EXTRACTED ENTRIES start
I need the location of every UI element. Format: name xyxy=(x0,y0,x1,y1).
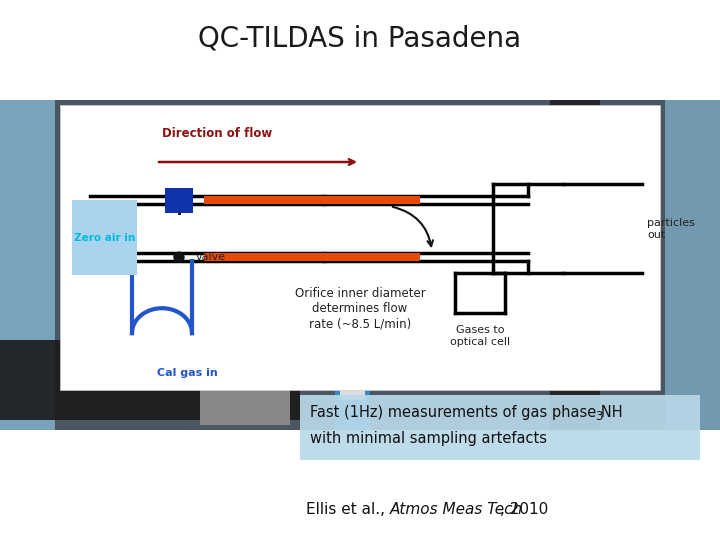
EXTRACTED ENTRIES end
EXTRACTED ENTRIES start
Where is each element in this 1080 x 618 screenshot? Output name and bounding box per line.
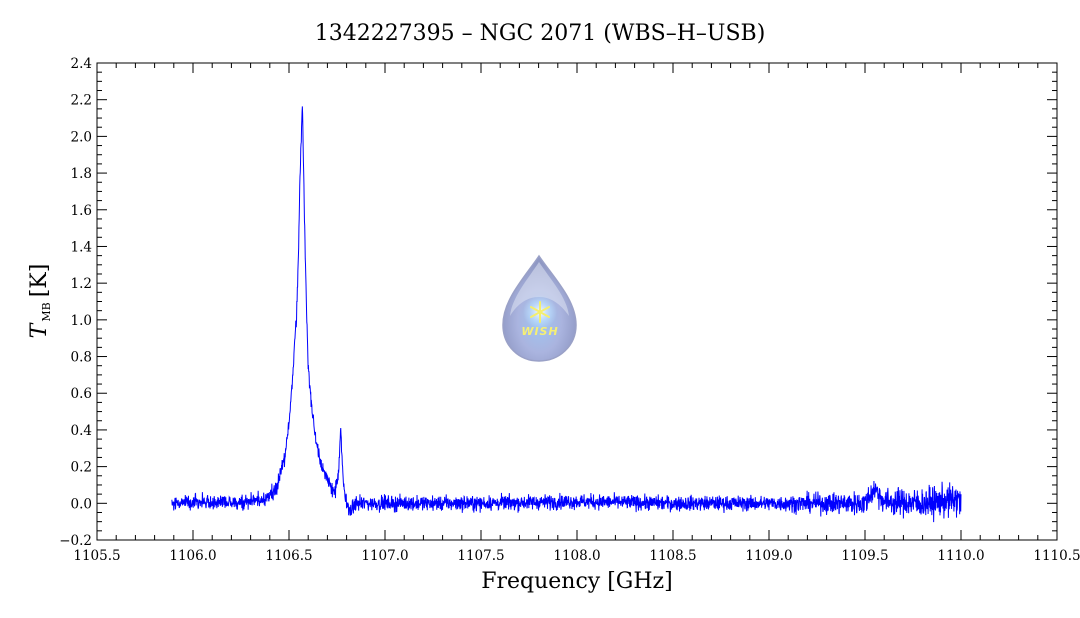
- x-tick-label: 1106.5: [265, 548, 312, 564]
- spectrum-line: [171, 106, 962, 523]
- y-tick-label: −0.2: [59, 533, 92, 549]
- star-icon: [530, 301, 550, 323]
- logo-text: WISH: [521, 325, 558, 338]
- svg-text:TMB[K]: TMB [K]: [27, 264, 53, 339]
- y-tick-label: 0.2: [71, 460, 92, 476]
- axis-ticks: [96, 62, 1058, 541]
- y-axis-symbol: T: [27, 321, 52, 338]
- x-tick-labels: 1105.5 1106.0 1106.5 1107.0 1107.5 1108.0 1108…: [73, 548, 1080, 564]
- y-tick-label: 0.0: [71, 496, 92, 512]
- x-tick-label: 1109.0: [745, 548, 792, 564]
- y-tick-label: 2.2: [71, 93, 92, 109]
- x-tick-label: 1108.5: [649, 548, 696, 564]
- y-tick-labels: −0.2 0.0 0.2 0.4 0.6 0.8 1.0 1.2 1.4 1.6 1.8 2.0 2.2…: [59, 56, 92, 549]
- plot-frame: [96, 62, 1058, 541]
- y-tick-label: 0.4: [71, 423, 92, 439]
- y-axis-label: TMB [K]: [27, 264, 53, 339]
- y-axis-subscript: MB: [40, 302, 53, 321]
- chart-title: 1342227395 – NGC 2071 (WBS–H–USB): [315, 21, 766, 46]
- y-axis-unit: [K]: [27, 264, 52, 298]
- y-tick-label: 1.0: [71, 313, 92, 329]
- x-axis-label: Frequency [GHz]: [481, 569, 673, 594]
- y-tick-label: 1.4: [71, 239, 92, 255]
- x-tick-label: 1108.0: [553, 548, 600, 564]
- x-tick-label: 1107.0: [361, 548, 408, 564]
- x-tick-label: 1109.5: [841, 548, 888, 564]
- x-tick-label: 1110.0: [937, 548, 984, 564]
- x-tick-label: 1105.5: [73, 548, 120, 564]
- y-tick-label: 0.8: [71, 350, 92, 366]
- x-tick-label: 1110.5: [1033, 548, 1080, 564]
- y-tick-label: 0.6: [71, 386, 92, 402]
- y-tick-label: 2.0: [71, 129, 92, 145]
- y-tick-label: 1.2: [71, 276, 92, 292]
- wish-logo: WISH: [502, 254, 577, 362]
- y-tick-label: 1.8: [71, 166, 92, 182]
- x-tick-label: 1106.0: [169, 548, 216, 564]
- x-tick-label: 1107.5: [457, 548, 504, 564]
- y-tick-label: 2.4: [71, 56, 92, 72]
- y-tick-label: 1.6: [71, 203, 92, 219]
EXTRACTED ENTRIES end
> WHAT YOU NEED TO DO:
Can you update the material above by replacing "spectrum-line" with "spectral-curve" and leaving everything else unchanged? Begin at the line that has "Where is each", stop after the line that has "- y-tick-label: 0.6: [71, 386, 92, 402]", and leave the pictures out of your answer.

> RESULT:
Where is each element in this 1080 x 618 screenshot? Output name and bounding box per line.
- x-tick-label: 1106.5: [265, 548, 312, 564]
- spectral-curve: [171, 106, 962, 523]
- y-tick-label: −0.2: [59, 533, 92, 549]
- star-icon: [530, 301, 550, 323]
- logo-text: WISH: [521, 325, 558, 338]
- svg-text:TMB[K]: TMB [K]: [27, 264, 53, 339]
- y-tick-label: 0.2: [71, 460, 92, 476]
- axis-ticks: [96, 62, 1058, 541]
- y-axis-symbol: T: [27, 321, 52, 338]
- x-tick-labels: 1105.5 1106.0 1106.5 1107.0 1107.5 1108.0 1108…: [73, 548, 1080, 564]
- y-tick-label: 0.0: [71, 496, 92, 512]
- x-tick-label: 1109.0: [745, 548, 792, 564]
- y-tick-label: 2.2: [71, 93, 92, 109]
- x-tick-label: 1108.5: [649, 548, 696, 564]
- y-tick-labels: −0.2 0.0 0.2 0.4 0.6 0.8 1.0 1.2 1.4 1.6 1.8 2.0 2.2…: [59, 56, 92, 549]
- plot-frame: [96, 62, 1058, 541]
- y-tick-label: 0.4: [71, 423, 92, 439]
- y-axis-label: TMB [K]: [27, 264, 53, 339]
- y-axis-subscript: MB: [40, 302, 53, 321]
- chart-title: 1342227395 – NGC 2071 (WBS–H–USB): [315, 21, 766, 46]
- y-axis-unit: [K]: [27, 264, 52, 298]
- y-tick-label: 1.0: [71, 313, 92, 329]
- x-axis-label: Frequency [GHz]: [481, 569, 673, 594]
- y-tick-label: 1.4: [71, 239, 92, 255]
- x-tick-label: 1108.0: [553, 548, 600, 564]
- x-tick-label: 1107.0: [361, 548, 408, 564]
- x-tick-label: 1109.5: [841, 548, 888, 564]
- x-tick-label: 1110.0: [937, 548, 984, 564]
- x-tick-label: 1105.5: [73, 548, 120, 564]
- y-tick-label: 0.8: [71, 350, 92, 366]
- x-tick-label: 1110.5: [1033, 548, 1080, 564]
- y-tick-label: 0.6: [71, 386, 92, 402]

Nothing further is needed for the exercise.